Short exercise:
Every record must be written out once more, with nothing added or omitted.

────────────────────────────────────────

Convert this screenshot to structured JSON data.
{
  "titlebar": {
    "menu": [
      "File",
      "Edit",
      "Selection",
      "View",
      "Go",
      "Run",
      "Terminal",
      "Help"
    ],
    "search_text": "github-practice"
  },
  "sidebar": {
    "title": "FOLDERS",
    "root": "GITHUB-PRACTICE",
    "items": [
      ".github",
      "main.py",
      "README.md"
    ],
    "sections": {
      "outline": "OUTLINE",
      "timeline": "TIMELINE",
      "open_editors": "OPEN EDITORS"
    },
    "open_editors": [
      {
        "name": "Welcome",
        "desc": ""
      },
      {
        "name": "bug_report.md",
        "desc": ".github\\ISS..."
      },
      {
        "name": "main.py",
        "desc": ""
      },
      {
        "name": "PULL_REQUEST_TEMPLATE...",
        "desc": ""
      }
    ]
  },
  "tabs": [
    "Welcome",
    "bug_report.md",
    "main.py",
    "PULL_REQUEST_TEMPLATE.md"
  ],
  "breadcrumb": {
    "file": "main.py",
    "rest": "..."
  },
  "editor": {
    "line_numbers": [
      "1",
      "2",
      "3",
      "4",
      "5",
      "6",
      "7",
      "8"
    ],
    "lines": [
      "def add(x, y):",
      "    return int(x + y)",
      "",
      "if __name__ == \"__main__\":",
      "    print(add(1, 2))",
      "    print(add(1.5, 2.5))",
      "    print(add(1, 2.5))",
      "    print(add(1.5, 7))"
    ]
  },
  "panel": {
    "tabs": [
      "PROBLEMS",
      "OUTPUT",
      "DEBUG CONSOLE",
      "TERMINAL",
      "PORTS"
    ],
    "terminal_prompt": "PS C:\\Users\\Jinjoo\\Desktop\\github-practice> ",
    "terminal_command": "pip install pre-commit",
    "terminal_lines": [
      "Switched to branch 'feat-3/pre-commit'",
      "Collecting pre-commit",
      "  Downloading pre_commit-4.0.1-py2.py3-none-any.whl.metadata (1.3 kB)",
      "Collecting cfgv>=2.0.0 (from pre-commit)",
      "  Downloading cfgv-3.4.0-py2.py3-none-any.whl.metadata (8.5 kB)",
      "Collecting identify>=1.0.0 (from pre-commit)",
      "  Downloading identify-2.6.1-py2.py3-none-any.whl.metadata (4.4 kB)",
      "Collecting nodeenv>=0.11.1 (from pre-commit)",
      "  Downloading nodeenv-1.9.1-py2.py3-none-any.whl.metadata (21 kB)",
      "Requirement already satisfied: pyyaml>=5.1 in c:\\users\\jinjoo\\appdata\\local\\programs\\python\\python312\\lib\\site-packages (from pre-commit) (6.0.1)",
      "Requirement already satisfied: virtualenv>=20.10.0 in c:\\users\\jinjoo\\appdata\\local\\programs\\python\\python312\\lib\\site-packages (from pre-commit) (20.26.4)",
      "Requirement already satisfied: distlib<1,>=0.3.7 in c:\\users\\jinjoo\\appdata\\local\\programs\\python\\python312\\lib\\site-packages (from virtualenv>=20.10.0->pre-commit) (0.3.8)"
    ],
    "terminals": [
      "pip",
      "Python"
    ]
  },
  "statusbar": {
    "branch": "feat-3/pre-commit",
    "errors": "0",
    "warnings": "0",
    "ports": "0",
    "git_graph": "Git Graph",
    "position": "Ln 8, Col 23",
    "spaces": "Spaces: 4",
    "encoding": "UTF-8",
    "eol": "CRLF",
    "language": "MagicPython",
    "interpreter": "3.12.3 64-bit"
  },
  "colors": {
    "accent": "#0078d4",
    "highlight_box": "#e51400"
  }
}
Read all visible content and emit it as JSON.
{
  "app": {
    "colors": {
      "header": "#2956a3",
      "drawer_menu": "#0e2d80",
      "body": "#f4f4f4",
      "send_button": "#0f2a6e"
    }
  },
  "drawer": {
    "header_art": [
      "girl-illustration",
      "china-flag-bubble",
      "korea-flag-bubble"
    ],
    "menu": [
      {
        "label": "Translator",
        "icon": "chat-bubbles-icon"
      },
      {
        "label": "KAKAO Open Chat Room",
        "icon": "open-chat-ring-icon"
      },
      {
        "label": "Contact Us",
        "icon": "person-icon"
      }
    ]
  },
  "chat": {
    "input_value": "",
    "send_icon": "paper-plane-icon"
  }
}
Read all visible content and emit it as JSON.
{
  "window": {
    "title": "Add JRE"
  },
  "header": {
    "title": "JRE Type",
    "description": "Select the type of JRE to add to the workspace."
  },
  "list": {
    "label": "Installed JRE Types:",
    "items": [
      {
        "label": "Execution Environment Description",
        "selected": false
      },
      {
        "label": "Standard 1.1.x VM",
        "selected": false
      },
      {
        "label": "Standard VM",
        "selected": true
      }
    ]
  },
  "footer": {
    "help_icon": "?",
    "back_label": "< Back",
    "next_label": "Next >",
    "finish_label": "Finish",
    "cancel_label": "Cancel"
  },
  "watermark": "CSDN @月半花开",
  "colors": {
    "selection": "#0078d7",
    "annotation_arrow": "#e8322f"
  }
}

────────────────────────────────────────

Solution to this task:
Convert this screenshot to structured JSON data.
{
  "titlebar": {
    "menu": [
      "File",
      "Edit",
      "Selection",
      "View",
      "Go",
      "Run",
      "Terminal",
      "Help"
    ],
    "search_text": "github-practice"
  },
  "sidebar": {
    "title": "FOLDERS",
    "root": "GITHUB-PRACTICE",
    "items": [
      ".github",
      "main.py",
      "README.md"
    ],
    "sections": {
      "outline": "OUTLINE",
      "timeline": "TIMELINE",
      "open_editors": "OPEN EDITORS"
    },
    "open_editors": [
      {
        "name": "Welcome",
        "desc": ""
      },
      {
        "name": "bug_report.md",
        "desc": ".github\\ISS..."
      },
      {
        "name": "main.py",
        "desc": ""
      },
      {
        "name": "PULL_REQUEST_TEMPLATE...",
        "desc": ""
      }
    ]
  },
  "tabs": [
    "Welcome",
    "bug_report.md",
    "main.py",
    "PULL_REQUEST_TEMPLATE.md"
  ],
  "breadcrumb": {
    "file": "main.py",
    "rest": "..."
  },
  "editor": {
    "line_numbers": [
      "1",
      "2",
      "3",
      "4",
      "5",
      "6",
      "7",
      "8"
    ],
    "lines": [
      "def add(x, y):",
      "    return int(x + y)",
      "",
      "if __name__ == \"__main__\":",
      "    print(add(1, 2))",
      "    print(add(1.5, 2.5))",
      "    print(add(1, 2.5))",
      "    print(add(1.5, 7))"
    ]
  },
  "panel": {
    "tabs": [
      "PROBLEMS",
      "OUTPUT",
      "DEBUG CONSOLE",
      "TERMINAL",
      "PORTS"
    ],
    "terminal_prompt": "PS C:\\Users\\Jinjoo\\Desktop\\github-practice> ",
    "terminal_command": "pip install pre-commit",
    "terminal_lines": [
      "Switched to branch 'feat-3/pre-commit'",
      "Collecting pre-commit",
      "  Downloading pre_commit-4.0.1-py2.py3-none-any.whl.metadata (1.3 kB)",
      "Collecting cfgv>=2.0.0 (from pre-commit)",
      "  Downloading cfgv-3.4.0-py2.py3-none-any.whl.metadata (8.5 kB)",
      "Collecting identify>=1.0.0 (from pre-commit)",
      "  Downloading identify-2.6.1-py2.py3-none-any.whl.metadata (4.4 kB)",
      "Collecting nodeenv>=0.11.1 (from pre-commit)",
      "  Downloading nodeenv-1.9.1-py2.py3-none-any.whl.metadata (21 kB)",
      "Requirement already satisfied: pyyaml>=5.1 in c:\\users\\jinjoo\\appdata\\local\\programs\\python\\python312\\lib\\site-packages (from pre-commit) (6.0.1)",
      "Requirement already satisfied: virtualenv>=20.10.0 in c:\\users\\jinjoo\\appdata\\local\\programs\\python\\python312\\lib\\site-packages (from pre-commit) (20.26.4)",
      "Requirement already satisfied: distlib<1,>=0.3.7 in c:\\users\\jinjoo\\appdata\\local\\programs\\python\\python312\\lib\\site-packages (from virtualenv>=20.10.0->pre-commit) (0.3.8)"
    ],
    "terminals": [
      "pip",
      "Python"
    ]
  },
  "statusbar": {
    "branch": "feat-3/pre-commit",
    "errors": "0",
    "warnings": "0",
    "ports": "0",
    "git_graph": "Git Graph",
    "position": "Ln 8, Col 23",
    "spaces": "Spaces: 4",
    "encoding": "UTF-8",
    "eol": "CRLF",
    "language": "MagicPython",
    "interpreter": "3.12.3 64-bit"
  },
  "colors": {
    "accent": "#0078d4",
    "highlight_box": "#e51400"
  }
}
Read all visible content and emit it as JSON.
{
  "app": {
    "colors": {
      "header": "#2956a3",
      "drawer_menu": "#0e2d80",
      "body": "#f4f4f4",
      "send_button": "#0f2a6e"
    }
  },
  "drawer": {
    "header_art": [
      "girl-illustration",
      "china-flag-bubble",
      "korea-flag-bubble"
    ],
    "menu": [
      {
        "label": "Translator",
        "icon": "chat-bubbles-icon"
      },
      {
        "label": "KAKAO Open Chat Room",
        "icon": "open-chat-ring-icon"
      },
      {
        "label": "Contact Us",
        "icon": "person-icon"
      }
    ]
  },
  "chat": {
    "input_value": "",
    "send_icon": "paper-plane-icon"
  }
}
Read all visible content and emit it as JSON.
{
  "window": {
    "title": "Add JRE"
  },
  "header": {
    "title": "JRE Type",
    "description": "Select the type of JRE to add to the workspace."
  },
  "list": {
    "label": "Installed JRE Types:",
    "items": [
      {
        "label": "Execution Environment Description",
        "selected": false
      },
      {
        "label": "Standard 1.1.x VM",
        "selected": false
      },
      {
        "label": "Standard VM",
        "selected": true
      }
    ]
  },
  "footer": {
    "help_icon": "?",
    "back_label": "< Back",
    "next_label": "Next >",
    "finish_label": "Finish",
    "cancel_label": "Cancel"
  },
  "watermark": "CSDN @月半花开",
  "colors": {
    "selection": "#0078d7",
    "annotation_arrow": "#e8322f"
  }
}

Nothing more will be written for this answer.